►
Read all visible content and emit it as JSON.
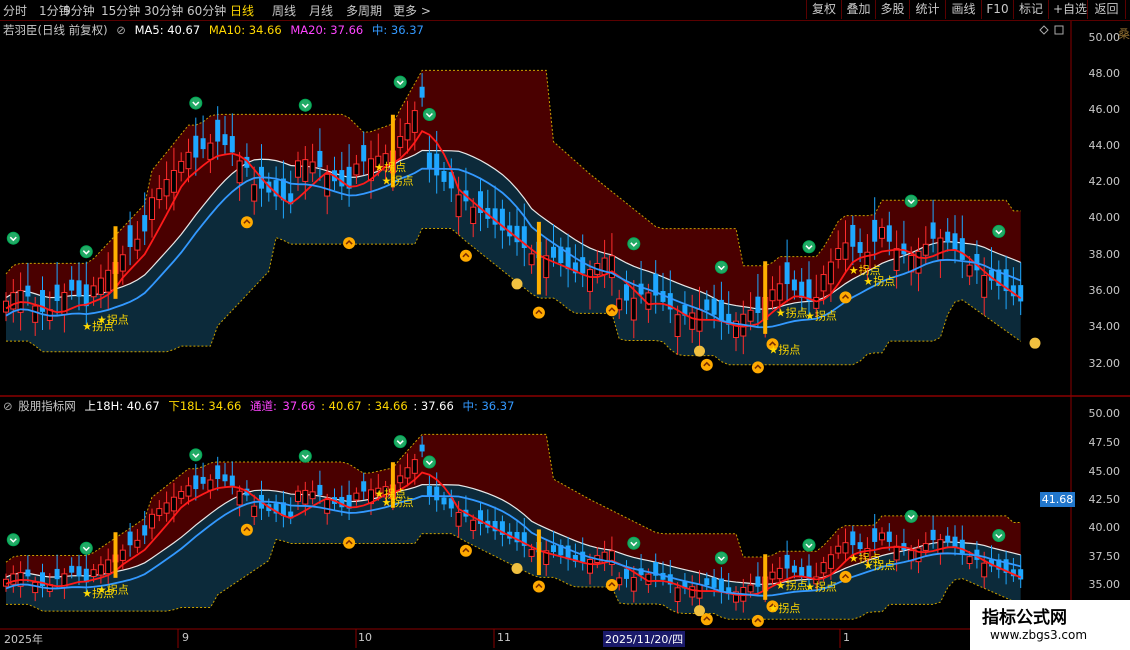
{
  "toolbar": {
    "left": [
      "分时",
      "1分钟",
      "5分钟",
      "15分钟",
      "30分钟",
      "60分钟",
      "日线",
      "周线",
      "月线",
      "多周期",
      "更多 >"
    ],
    "active": "日线",
    "right": [
      "复权",
      "叠加",
      "多股",
      "统计",
      "画线",
      "F10",
      "标记",
      "+自选",
      "返回"
    ]
  },
  "panel1": {
    "title": "若羽臣(日线 前复权)",
    "ma5": "MA5: 40.67",
    "ma10": "MA10: 34.66",
    "ma20": "MA20: 37.66",
    "mid": "中: 36.37",
    "yticks": [
      "50.00",
      "48.00",
      "46.00",
      "44.00",
      "42.00",
      "40.00",
      "38.00",
      "36.00",
      "34.00",
      "32.00"
    ]
  },
  "panel2": {
    "title": "股朋指标网",
    "up": "上18H: 40.67",
    "down": "下18L: 34.66",
    "channel_label": "通道:",
    "ch1": "37.66",
    "ch2": ": 40.67",
    "ch3": ": 34.66",
    "ch4": ": 37.66",
    "mid": "中: 36.37",
    "yticks": [
      "50.00",
      "47.50",
      "45.00",
      "42.50",
      "40.00",
      "37.50",
      "35.00"
    ],
    "price_box": "41.68"
  },
  "xaxis": {
    "labels": [
      "2025年",
      "9",
      "10",
      "11",
      "2025/11/20/四",
      "1"
    ]
  },
  "marker_text": "拐点",
  "side_text_right": "桑",
  "watermark": {
    "line1": "指标公式网",
    "line2": "www.zbgs3.com"
  },
  "colors": {
    "up": "#ff2d2d",
    "down": "#1ea7ff",
    "ma_red": "#ff1a1a",
    "ma_blue": "#3399ff",
    "band_red": "#4a0000",
    "band_blue": "#0c2a3a",
    "yellow": "#ffd800",
    "magenta": "#ff44ff"
  }
}
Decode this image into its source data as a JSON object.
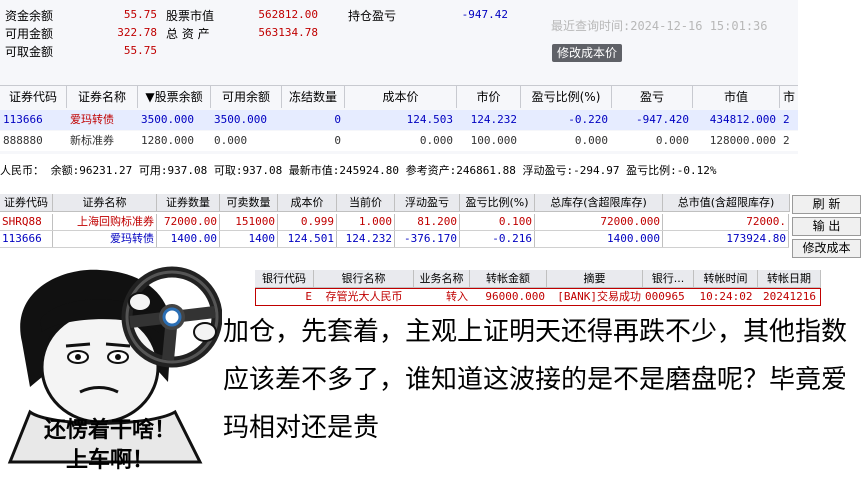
◄
* **STATED PROBLEM**:
Track down the lines that include the word "JSON" and copy them.

* **TASK ANSWER**:
Read all visible content and emit it as JSON.
Decode this image into its source data as a JSON object.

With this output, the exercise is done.